• [WHAT THIS TASK INVOLVES]: Below is a listing to transcribe in full and exactly; keep the pictures out.

──────── EXERCISE DATA ────────

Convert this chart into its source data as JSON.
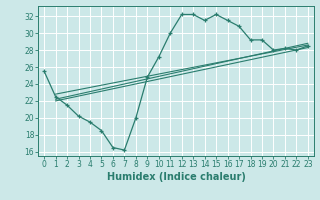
{
  "title": "",
  "xlabel": "Humidex (Indice chaleur)",
  "ylabel": "",
  "xlim": [
    -0.5,
    23.5
  ],
  "ylim": [
    15.5,
    33.2
  ],
  "xticks": [
    0,
    1,
    2,
    3,
    4,
    5,
    6,
    7,
    8,
    9,
    10,
    11,
    12,
    13,
    14,
    15,
    16,
    17,
    18,
    19,
    20,
    21,
    22,
    23
  ],
  "yticks": [
    16,
    18,
    20,
    22,
    24,
    26,
    28,
    30,
    32
  ],
  "curve_x": [
    0,
    1,
    2,
    3,
    4,
    5,
    6,
    7,
    8,
    9,
    10,
    11,
    12,
    13,
    14,
    15,
    16,
    17,
    18,
    19,
    20,
    21,
    22,
    23
  ],
  "curve_y": [
    25.5,
    22.5,
    21.5,
    20.2,
    19.5,
    18.5,
    16.5,
    16.2,
    20.0,
    24.8,
    27.2,
    30.0,
    32.2,
    32.2,
    31.5,
    32.2,
    31.5,
    30.8,
    29.2,
    29.2,
    28.0,
    28.2,
    28.0,
    28.5
  ],
  "line1_x": [
    1,
    23
  ],
  "line1_y": [
    22.2,
    28.8
  ],
  "line2_x": [
    1,
    23
  ],
  "line2_y": [
    22.0,
    28.3
  ],
  "line3_x": [
    1,
    23
  ],
  "line3_y": [
    22.8,
    28.6
  ],
  "color": "#2a7d6e",
  "bg_color": "#cce8e8",
  "grid_color": "#ffffff",
  "tick_fontsize": 5.5,
  "label_fontsize": 7.0
}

────────

• [OUTPUT]:
Convert this chart into its source data as JSON.
{
  "title": "",
  "xlabel": "Humidex (Indice chaleur)",
  "ylabel": "",
  "xlim": [
    -0.5,
    23.5
  ],
  "ylim": [
    15.5,
    33.2
  ],
  "xticks": [
    0,
    1,
    2,
    3,
    4,
    5,
    6,
    7,
    8,
    9,
    10,
    11,
    12,
    13,
    14,
    15,
    16,
    17,
    18,
    19,
    20,
    21,
    22,
    23
  ],
  "yticks": [
    16,
    18,
    20,
    22,
    24,
    26,
    28,
    30,
    32
  ],
  "curve_x": [
    0,
    1,
    2,
    3,
    4,
    5,
    6,
    7,
    8,
    9,
    10,
    11,
    12,
    13,
    14,
    15,
    16,
    17,
    18,
    19,
    20,
    21,
    22,
    23
  ],
  "curve_y": [
    25.5,
    22.5,
    21.5,
    20.2,
    19.5,
    18.5,
    16.5,
    16.2,
    20.0,
    24.8,
    27.2,
    30.0,
    32.2,
    32.2,
    31.5,
    32.2,
    31.5,
    30.8,
    29.2,
    29.2,
    28.0,
    28.2,
    28.0,
    28.5
  ],
  "line1_x": [
    1,
    23
  ],
  "line1_y": [
    22.2,
    28.8
  ],
  "line2_x": [
    1,
    23
  ],
  "line2_y": [
    22.0,
    28.3
  ],
  "line3_x": [
    1,
    23
  ],
  "line3_y": [
    22.8,
    28.6
  ],
  "color": "#2a7d6e",
  "bg_color": "#cce8e8",
  "grid_color": "#ffffff",
  "tick_fontsize": 5.5,
  "label_fontsize": 7.0
}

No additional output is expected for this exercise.